======== DATA FOR THIS TASK
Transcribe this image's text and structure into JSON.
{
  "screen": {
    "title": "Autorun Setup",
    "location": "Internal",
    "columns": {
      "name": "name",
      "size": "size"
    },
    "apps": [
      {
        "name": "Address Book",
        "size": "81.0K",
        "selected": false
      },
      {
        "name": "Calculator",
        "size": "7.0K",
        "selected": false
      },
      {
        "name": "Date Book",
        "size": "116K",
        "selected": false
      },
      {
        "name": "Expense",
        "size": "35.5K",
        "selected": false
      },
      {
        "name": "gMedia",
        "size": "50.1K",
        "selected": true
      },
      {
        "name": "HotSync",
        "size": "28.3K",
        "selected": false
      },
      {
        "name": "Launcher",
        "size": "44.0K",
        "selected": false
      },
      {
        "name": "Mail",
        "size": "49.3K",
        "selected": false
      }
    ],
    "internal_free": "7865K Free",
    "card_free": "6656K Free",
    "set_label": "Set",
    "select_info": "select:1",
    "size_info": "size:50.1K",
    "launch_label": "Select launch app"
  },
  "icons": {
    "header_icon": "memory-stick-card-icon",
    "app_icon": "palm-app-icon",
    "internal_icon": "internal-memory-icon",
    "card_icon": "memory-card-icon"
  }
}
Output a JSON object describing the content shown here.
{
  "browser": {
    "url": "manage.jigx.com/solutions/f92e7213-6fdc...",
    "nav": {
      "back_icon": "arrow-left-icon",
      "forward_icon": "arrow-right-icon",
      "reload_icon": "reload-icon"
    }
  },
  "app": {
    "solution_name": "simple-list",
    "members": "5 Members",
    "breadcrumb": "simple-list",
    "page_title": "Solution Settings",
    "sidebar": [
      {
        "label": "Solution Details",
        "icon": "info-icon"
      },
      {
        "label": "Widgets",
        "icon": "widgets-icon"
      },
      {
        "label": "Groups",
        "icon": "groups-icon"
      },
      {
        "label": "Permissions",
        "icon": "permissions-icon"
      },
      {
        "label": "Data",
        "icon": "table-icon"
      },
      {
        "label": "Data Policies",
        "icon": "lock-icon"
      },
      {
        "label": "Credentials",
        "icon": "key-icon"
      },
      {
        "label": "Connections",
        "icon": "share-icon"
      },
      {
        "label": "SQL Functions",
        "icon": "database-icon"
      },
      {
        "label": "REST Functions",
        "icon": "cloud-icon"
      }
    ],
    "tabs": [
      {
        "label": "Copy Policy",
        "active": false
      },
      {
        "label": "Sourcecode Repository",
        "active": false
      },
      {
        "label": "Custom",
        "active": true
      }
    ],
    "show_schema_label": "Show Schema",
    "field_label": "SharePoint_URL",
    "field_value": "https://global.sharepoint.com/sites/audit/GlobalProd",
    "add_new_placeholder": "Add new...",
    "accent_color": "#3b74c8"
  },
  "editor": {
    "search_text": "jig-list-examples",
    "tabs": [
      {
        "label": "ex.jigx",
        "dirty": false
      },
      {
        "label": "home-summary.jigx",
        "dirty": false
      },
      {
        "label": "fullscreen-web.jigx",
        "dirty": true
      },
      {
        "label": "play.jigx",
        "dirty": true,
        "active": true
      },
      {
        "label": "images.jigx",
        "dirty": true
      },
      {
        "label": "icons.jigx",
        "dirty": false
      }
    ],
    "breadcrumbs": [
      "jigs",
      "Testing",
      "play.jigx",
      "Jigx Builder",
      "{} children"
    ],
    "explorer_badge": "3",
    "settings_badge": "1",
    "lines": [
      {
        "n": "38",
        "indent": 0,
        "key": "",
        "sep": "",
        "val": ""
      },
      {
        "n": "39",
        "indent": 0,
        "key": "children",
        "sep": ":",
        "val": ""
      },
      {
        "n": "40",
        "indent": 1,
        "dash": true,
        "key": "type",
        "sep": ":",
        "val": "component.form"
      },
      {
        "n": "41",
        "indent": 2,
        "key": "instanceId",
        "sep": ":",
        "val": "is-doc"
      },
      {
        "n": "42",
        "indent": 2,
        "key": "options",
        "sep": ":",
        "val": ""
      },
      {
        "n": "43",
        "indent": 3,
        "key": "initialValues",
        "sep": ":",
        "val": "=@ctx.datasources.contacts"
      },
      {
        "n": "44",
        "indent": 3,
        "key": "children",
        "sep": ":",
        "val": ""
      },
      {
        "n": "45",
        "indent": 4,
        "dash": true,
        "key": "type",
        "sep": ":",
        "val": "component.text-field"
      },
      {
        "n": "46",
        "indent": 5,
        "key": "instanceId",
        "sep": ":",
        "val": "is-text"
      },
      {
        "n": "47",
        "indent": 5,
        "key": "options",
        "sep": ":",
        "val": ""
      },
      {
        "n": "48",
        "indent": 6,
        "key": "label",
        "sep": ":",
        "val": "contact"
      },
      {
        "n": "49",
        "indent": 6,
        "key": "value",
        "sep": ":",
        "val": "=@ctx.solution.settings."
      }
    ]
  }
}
================
Print the listing above in its entirety, with every line exact.

## EXERCISE RESULT
Transcribe this image's text and structure into JSON.
{
  "screen": {
    "title": "Autorun Setup",
    "location": "Internal",
    "columns": {
      "name": "name",
      "size": "size"
    },
    "apps": [
      {
        "name": "Address Book",
        "size": "81.0K",
        "selected": false
      },
      {
        "name": "Calculator",
        "size": "7.0K",
        "selected": false
      },
      {
        "name": "Date Book",
        "size": "116K",
        "selected": false
      },
      {
        "name": "Expense",
        "size": "35.5K",
        "selected": false
      },
      {
        "name": "gMedia",
        "size": "50.1K",
        "selected": true
      },
      {
        "name": "HotSync",
        "size": "28.3K",
        "selected": false
      },
      {
        "name": "Launcher",
        "size": "44.0K",
        "selected": false
      },
      {
        "name": "Mail",
        "size": "49.3K",
        "selected": false
      }
    ],
    "internal_free": "7865K Free",
    "card_free": "6656K Free",
    "set_label": "Set",
    "select_info": "select:1",
    "size_info": "size:50.1K",
    "launch_label": "Select launch app"
  },
  "icons": {
    "header_icon": "memory-stick-card-icon",
    "app_icon": "palm-app-icon",
    "internal_icon": "internal-memory-icon",
    "card_icon": "memory-card-icon"
  }
}
Output a JSON object describing the content shown here.
{
  "browser": {
    "url": "manage.jigx.com/solutions/f92e7213-6fdc...",
    "nav": {
      "back_icon": "arrow-left-icon",
      "forward_icon": "arrow-right-icon",
      "reload_icon": "reload-icon"
    }
  },
  "app": {
    "solution_name": "simple-list",
    "members": "5 Members",
    "breadcrumb": "simple-list",
    "page_title": "Solution Settings",
    "sidebar": [
      {
        "label": "Solution Details",
        "icon": "info-icon"
      },
      {
        "label": "Widgets",
        "icon": "widgets-icon"
      },
      {
        "label": "Groups",
        "icon": "groups-icon"
      },
      {
        "label": "Permissions",
        "icon": "permissions-icon"
      },
      {
        "label": "Data",
        "icon": "table-icon"
      },
      {
        "label": "Data Policies",
        "icon": "lock-icon"
      },
      {
        "label": "Credentials",
        "icon": "key-icon"
      },
      {
        "label": "Connections",
        "icon": "share-icon"
      },
      {
        "label": "SQL Functions",
        "icon": "database-icon"
      },
      {
        "label": "REST Functions",
        "icon": "cloud-icon"
      }
    ],
    "tabs": [
      {
        "label": "Copy Policy",
        "active": false
      },
      {
        "label": "Sourcecode Repository",
        "active": false
      },
      {
        "label": "Custom",
        "active": true
      }
    ],
    "show_schema_label": "Show Schema",
    "field_label": "SharePoint_URL",
    "field_value": "https://global.sharepoint.com/sites/audit/GlobalProd",
    "add_new_placeholder": "Add new...",
    "accent_color": "#3b74c8"
  },
  "editor": {
    "search_text": "jig-list-examples",
    "tabs": [
      {
        "label": "ex.jigx",
        "dirty": false
      },
      {
        "label": "home-summary.jigx",
        "dirty": false
      },
      {
        "label": "fullscreen-web.jigx",
        "dirty": true
      },
      {
        "label": "play.jigx",
        "dirty": true,
        "active": true
      },
      {
        "label": "images.jigx",
        "dirty": true
      },
      {
        "label": "icons.jigx",
        "dirty": false
      }
    ],
    "breadcrumbs": [
      "jigs",
      "Testing",
      "play.jigx",
      "Jigx Builder",
      "{} children"
    ],
    "explorer_badge": "3",
    "settings_badge": "1",
    "lines": [
      {
        "n": "38",
        "indent": 0,
        "key": "",
        "sep": "",
        "val": ""
      },
      {
        "n": "39",
        "indent": 0,
        "key": "children",
        "sep": ":",
        "val": ""
      },
      {
        "n": "40",
        "indent": 1,
        "dash": true,
        "key": "type",
        "sep": ":",
        "val": "component.form"
      },
      {
        "n": "41",
        "indent": 2,
        "key": "instanceId",
        "sep": ":",
        "val": "is-doc"
      },
      {
        "n": "42",
        "indent": 2,
        "key": "options",
        "sep": ":",
        "val": ""
      },
      {
        "n": "43",
        "indent": 3,
        "key": "initialValues",
        "sep": ":",
        "val": "=@ctx.datasources.contacts"
      },
      {
        "n": "44",
        "indent": 3,
        "key": "children",
        "sep": ":",
        "val": ""
      },
      {
        "n": "45",
        "indent": 4,
        "dash": true,
        "key": "type",
        "sep": ":",
        "val": "component.text-field"
      },
      {
        "n": "46",
        "indent": 5,
        "key": "instanceId",
        "sep": ":",
        "val": "is-text"
      },
      {
        "n": "47",
        "indent": 5,
        "key": "options",
        "sep": ":",
        "val": ""
      },
      {
        "n": "48",
        "indent": 6,
        "key": "label",
        "sep": ":",
        "val": "contact"
      },
      {
        "n": "49",
        "indent": 6,
        "key": "value",
        "sep": ":",
        "val": "=@ctx.solution.settings."
      }
    ]
  }
}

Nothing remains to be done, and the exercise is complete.